EXERCISE AIM =>
Every line containing the word "SOÁT" needs to be found and copied.

[start]

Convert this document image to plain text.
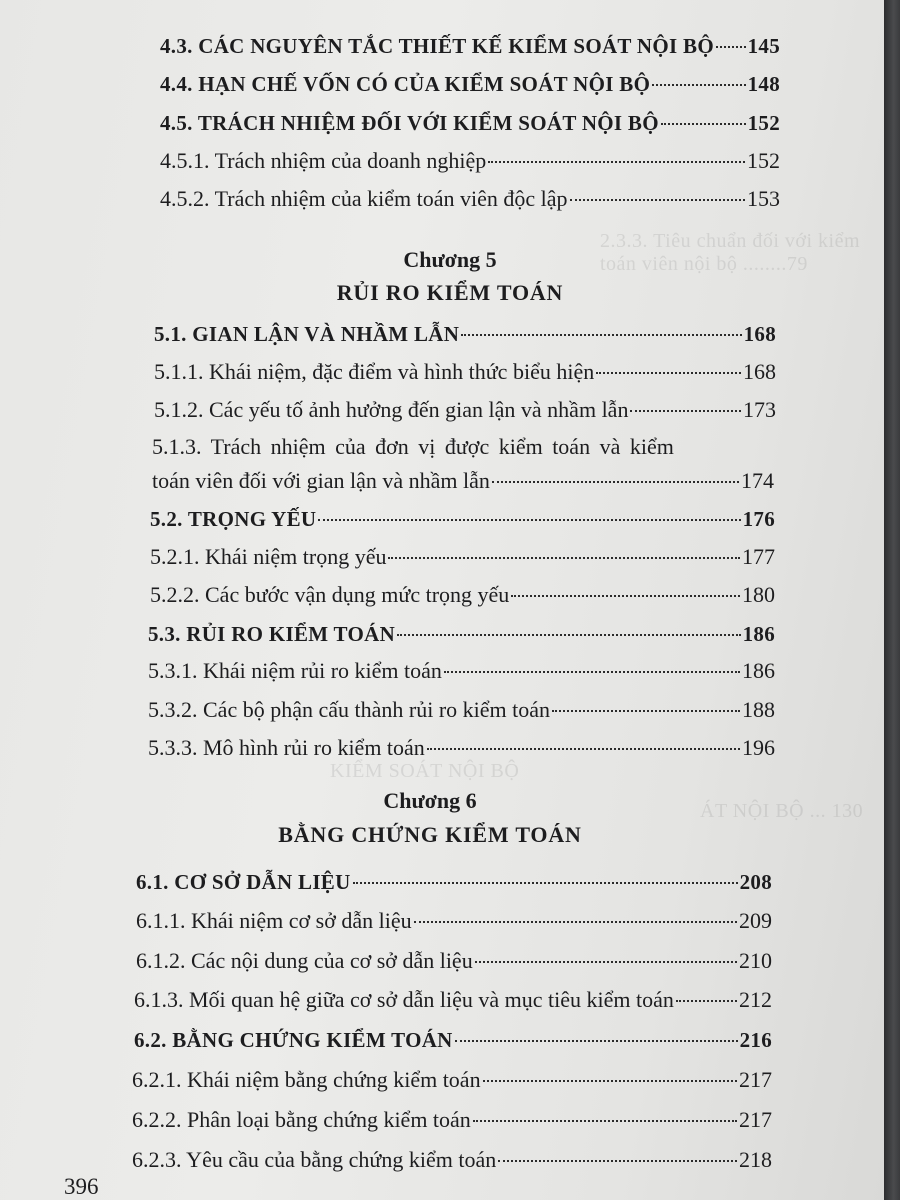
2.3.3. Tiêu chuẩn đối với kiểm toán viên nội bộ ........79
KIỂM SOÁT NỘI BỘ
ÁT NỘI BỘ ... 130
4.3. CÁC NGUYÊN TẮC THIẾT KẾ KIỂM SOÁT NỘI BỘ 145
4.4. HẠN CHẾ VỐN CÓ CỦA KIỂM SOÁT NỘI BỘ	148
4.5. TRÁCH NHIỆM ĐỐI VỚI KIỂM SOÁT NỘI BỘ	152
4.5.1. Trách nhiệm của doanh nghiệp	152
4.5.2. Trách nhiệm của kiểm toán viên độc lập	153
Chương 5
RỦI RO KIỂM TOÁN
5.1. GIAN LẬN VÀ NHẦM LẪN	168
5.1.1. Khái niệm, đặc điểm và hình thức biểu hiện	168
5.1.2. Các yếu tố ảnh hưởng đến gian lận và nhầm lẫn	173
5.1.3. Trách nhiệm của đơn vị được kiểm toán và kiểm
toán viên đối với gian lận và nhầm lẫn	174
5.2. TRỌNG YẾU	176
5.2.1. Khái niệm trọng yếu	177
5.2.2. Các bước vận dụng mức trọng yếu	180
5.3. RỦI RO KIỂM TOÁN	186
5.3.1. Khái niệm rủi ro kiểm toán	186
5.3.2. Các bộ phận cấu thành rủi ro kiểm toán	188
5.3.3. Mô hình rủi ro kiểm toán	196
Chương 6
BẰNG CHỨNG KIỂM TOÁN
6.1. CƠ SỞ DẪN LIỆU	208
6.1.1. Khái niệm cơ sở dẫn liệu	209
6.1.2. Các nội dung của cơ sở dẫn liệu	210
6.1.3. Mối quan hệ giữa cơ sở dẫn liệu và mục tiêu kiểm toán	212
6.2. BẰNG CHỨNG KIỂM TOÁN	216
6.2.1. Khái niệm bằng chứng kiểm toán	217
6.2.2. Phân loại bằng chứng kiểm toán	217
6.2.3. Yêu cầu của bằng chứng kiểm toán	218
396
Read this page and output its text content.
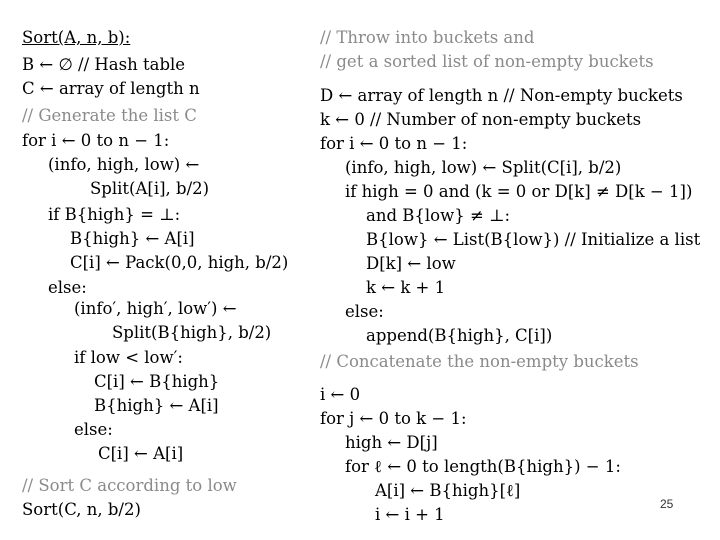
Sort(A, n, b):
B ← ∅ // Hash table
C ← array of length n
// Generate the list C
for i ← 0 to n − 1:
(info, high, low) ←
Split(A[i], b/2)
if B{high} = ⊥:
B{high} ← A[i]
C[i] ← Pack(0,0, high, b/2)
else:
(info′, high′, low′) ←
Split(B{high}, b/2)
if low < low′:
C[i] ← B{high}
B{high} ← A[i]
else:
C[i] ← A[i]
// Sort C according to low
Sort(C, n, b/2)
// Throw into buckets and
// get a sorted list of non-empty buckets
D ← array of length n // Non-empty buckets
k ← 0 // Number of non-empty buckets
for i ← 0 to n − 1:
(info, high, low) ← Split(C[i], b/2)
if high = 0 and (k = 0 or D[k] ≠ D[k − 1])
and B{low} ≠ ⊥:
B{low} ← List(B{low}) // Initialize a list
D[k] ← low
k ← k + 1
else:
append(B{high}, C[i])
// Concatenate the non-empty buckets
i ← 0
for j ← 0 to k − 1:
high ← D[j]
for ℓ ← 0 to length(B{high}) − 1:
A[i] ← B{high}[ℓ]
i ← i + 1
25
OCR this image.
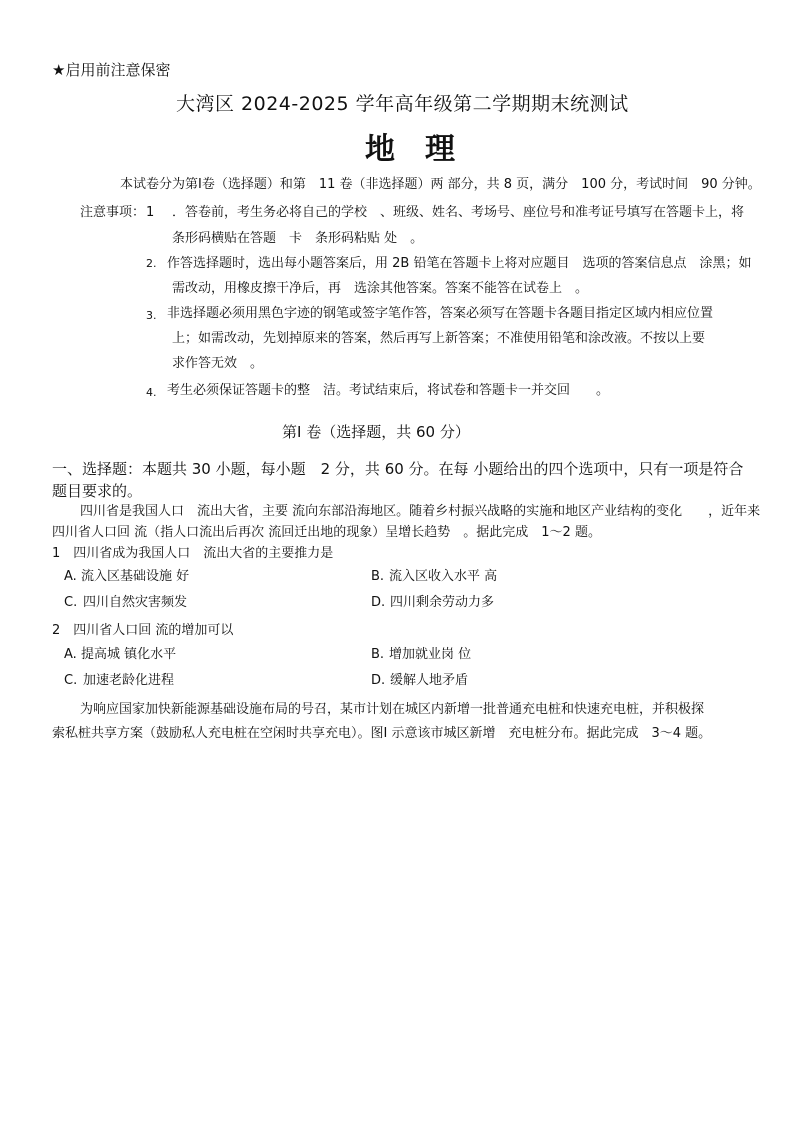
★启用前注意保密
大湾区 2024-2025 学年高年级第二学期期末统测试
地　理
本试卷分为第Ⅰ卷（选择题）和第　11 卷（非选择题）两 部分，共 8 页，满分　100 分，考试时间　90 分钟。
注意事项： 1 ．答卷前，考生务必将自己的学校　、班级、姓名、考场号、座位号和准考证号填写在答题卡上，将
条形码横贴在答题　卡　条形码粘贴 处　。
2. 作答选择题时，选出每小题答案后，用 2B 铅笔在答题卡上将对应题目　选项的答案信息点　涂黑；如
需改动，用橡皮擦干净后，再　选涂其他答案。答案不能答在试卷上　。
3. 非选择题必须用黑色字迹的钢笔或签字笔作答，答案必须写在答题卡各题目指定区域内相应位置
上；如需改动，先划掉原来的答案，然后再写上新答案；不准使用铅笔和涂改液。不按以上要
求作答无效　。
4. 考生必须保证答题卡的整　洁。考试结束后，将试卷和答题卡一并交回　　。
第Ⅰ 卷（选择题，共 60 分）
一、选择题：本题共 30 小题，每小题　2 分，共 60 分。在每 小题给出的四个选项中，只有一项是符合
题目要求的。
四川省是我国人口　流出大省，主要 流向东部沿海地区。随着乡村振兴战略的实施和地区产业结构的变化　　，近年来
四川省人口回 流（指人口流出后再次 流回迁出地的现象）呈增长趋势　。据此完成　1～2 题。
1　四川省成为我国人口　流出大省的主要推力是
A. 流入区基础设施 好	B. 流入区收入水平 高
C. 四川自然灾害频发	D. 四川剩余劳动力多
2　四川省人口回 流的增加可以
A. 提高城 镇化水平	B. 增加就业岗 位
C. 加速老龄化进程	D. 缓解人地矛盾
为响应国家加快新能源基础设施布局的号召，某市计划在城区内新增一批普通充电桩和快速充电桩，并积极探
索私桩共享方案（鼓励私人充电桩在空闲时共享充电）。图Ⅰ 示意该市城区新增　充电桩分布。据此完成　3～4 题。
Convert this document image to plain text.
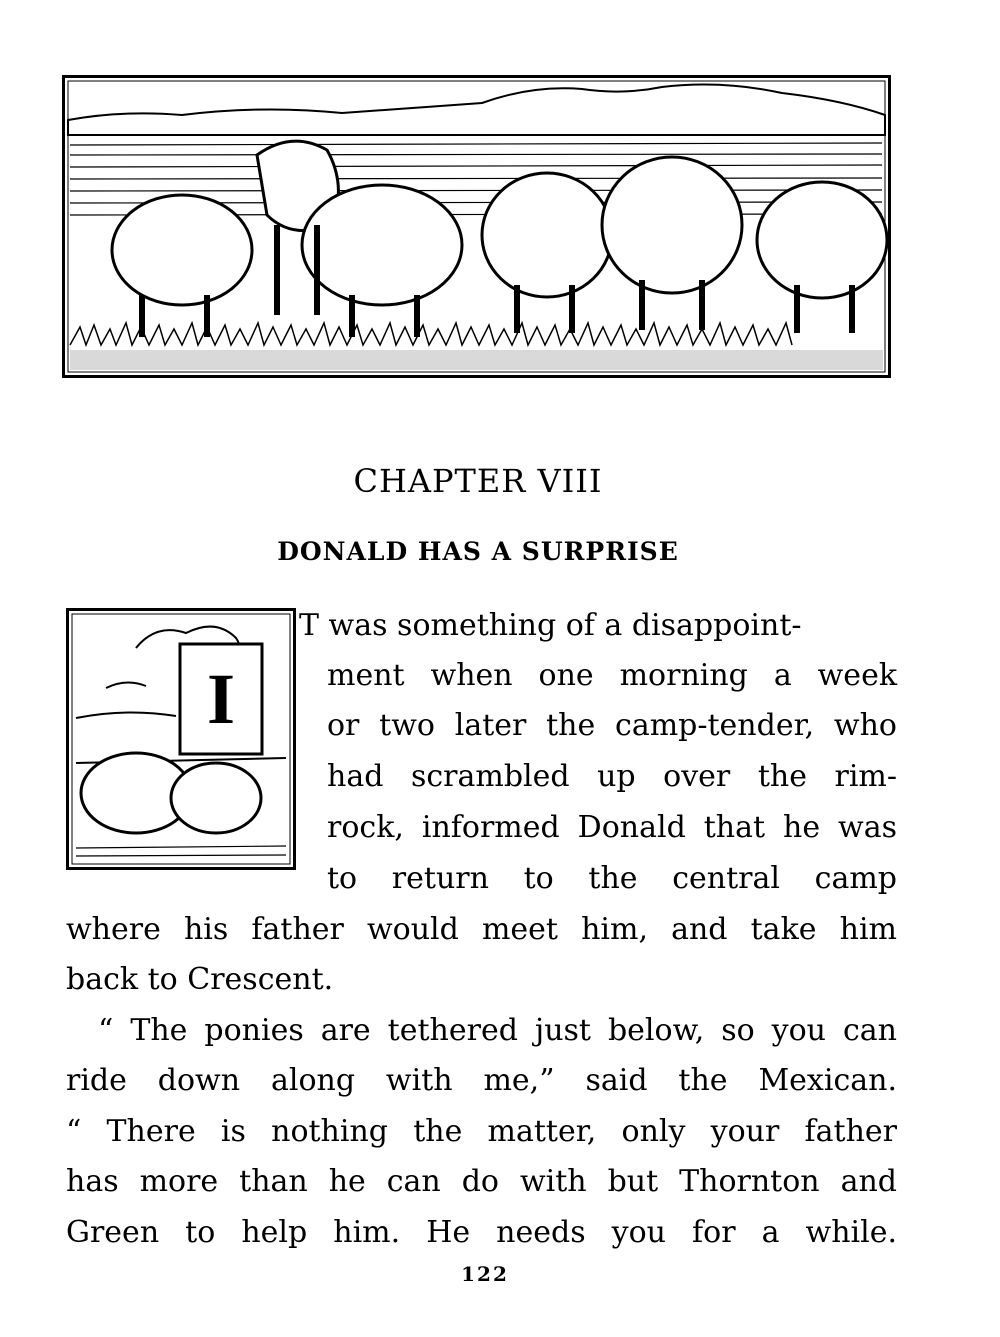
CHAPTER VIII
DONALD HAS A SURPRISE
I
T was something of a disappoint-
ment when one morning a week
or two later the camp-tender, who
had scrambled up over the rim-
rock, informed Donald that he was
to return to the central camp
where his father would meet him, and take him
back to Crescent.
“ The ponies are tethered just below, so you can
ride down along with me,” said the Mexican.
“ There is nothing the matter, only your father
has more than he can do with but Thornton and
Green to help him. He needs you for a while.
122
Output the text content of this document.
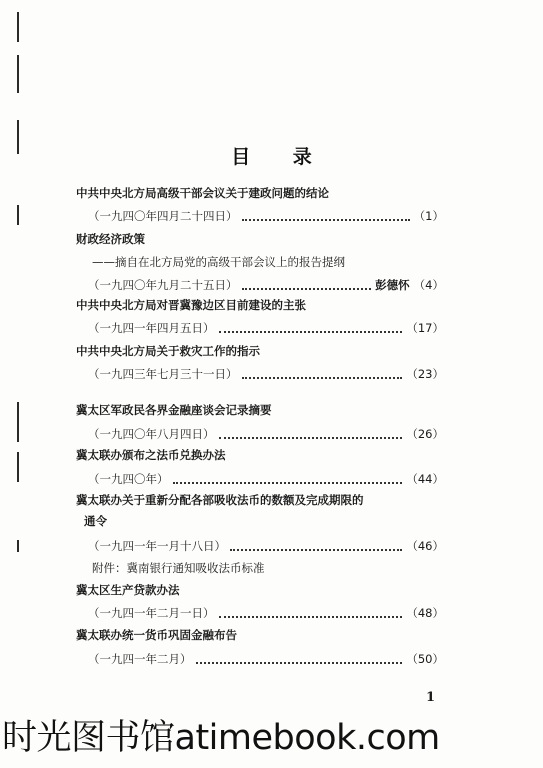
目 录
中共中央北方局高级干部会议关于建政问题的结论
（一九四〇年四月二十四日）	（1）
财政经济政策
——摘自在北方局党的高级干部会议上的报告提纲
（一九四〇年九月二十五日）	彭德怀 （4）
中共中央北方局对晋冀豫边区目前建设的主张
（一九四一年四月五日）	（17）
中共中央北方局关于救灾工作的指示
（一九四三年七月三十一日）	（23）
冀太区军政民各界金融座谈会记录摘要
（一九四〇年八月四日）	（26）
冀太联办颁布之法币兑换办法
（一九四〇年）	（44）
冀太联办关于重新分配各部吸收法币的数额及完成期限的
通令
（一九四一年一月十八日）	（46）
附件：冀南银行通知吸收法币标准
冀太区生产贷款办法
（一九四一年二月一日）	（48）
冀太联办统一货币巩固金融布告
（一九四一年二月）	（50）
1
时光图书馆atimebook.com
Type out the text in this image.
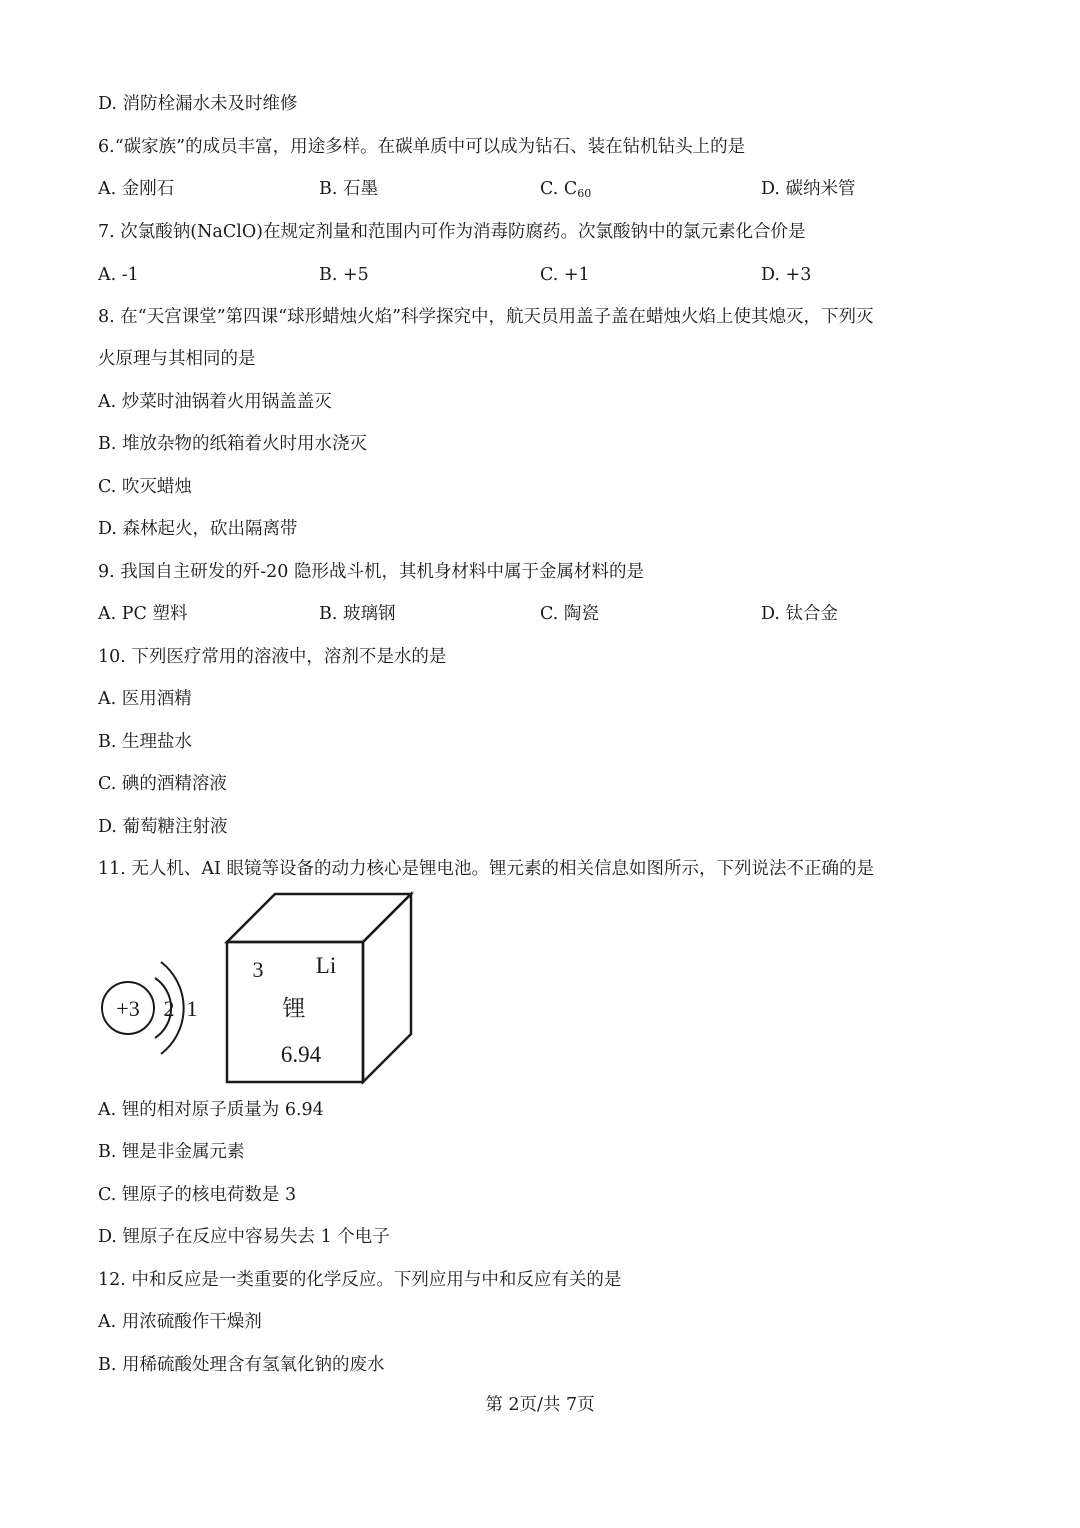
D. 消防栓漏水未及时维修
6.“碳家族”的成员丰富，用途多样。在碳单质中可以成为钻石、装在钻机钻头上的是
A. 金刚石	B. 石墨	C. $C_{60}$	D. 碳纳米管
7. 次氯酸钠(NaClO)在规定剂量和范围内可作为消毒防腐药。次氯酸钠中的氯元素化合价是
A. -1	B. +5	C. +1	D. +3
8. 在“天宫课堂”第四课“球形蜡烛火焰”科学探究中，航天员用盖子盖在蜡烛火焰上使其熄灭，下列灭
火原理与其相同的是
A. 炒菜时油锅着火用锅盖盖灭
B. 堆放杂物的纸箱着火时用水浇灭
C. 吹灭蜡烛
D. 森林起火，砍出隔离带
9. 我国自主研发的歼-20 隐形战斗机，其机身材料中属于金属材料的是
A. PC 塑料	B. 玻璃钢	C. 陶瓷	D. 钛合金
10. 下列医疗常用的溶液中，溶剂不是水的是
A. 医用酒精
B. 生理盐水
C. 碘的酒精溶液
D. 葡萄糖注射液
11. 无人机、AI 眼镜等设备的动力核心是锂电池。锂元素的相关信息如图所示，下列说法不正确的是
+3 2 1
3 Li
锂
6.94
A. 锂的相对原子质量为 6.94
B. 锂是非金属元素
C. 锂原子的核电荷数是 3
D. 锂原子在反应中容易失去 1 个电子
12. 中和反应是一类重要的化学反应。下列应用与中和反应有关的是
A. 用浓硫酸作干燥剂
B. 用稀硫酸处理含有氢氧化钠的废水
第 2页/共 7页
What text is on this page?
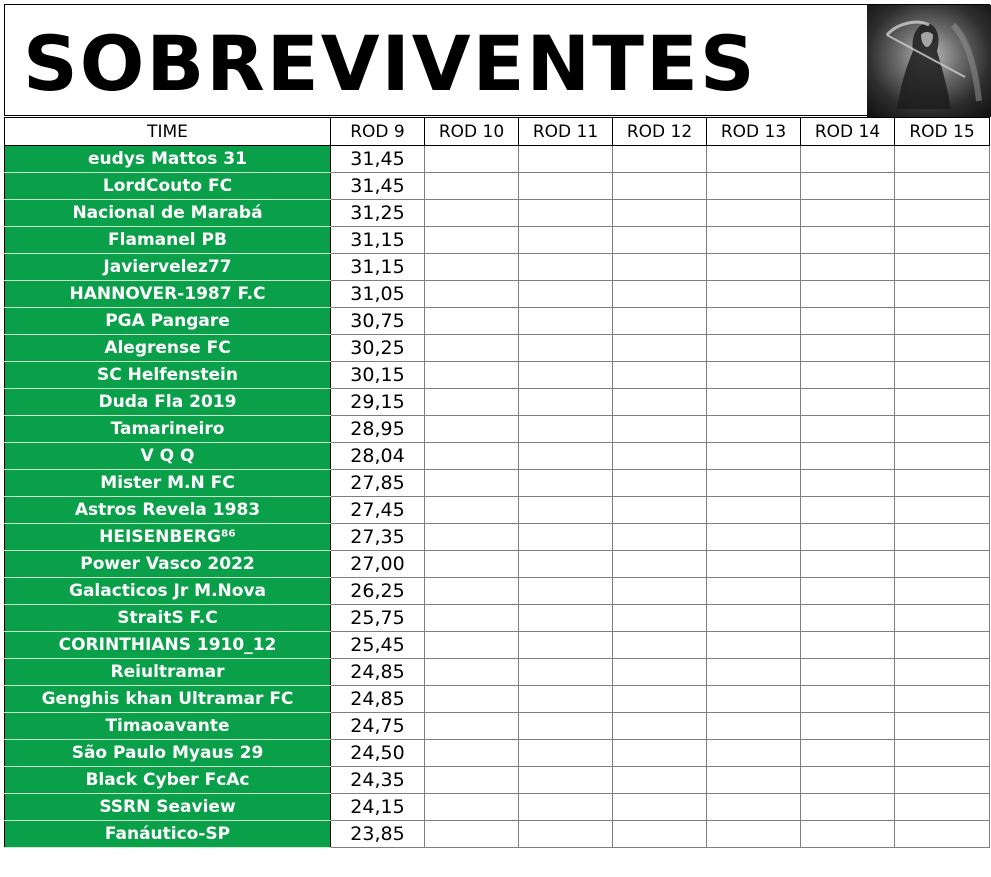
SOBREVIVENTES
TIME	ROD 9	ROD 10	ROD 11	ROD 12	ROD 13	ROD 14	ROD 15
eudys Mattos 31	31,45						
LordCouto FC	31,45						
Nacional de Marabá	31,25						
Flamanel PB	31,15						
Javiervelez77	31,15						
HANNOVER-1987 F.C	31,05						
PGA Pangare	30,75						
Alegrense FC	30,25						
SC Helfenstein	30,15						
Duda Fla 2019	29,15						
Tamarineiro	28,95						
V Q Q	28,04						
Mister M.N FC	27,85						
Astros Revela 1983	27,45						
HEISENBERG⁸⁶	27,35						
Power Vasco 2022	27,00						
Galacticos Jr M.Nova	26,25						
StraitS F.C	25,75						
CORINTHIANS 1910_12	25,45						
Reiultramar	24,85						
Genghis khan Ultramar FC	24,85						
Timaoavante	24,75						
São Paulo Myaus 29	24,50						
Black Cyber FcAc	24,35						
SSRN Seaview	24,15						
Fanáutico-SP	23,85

[end]

RESPONSE =>
KIỂM SOÁT NỘI BỘ
4.3. CÁC NGUYÊN TẮC THIẾT KẾ KIỂM SOÁT NỘI BỘ 145
4.4. HẠN CHẾ VỐN CÓ CỦA KIỂM SOÁT NỘI BỘ	148
4.5. TRÁCH NHIỆM ĐỐI VỚI KIỂM SOÁT NỘI BỘ	152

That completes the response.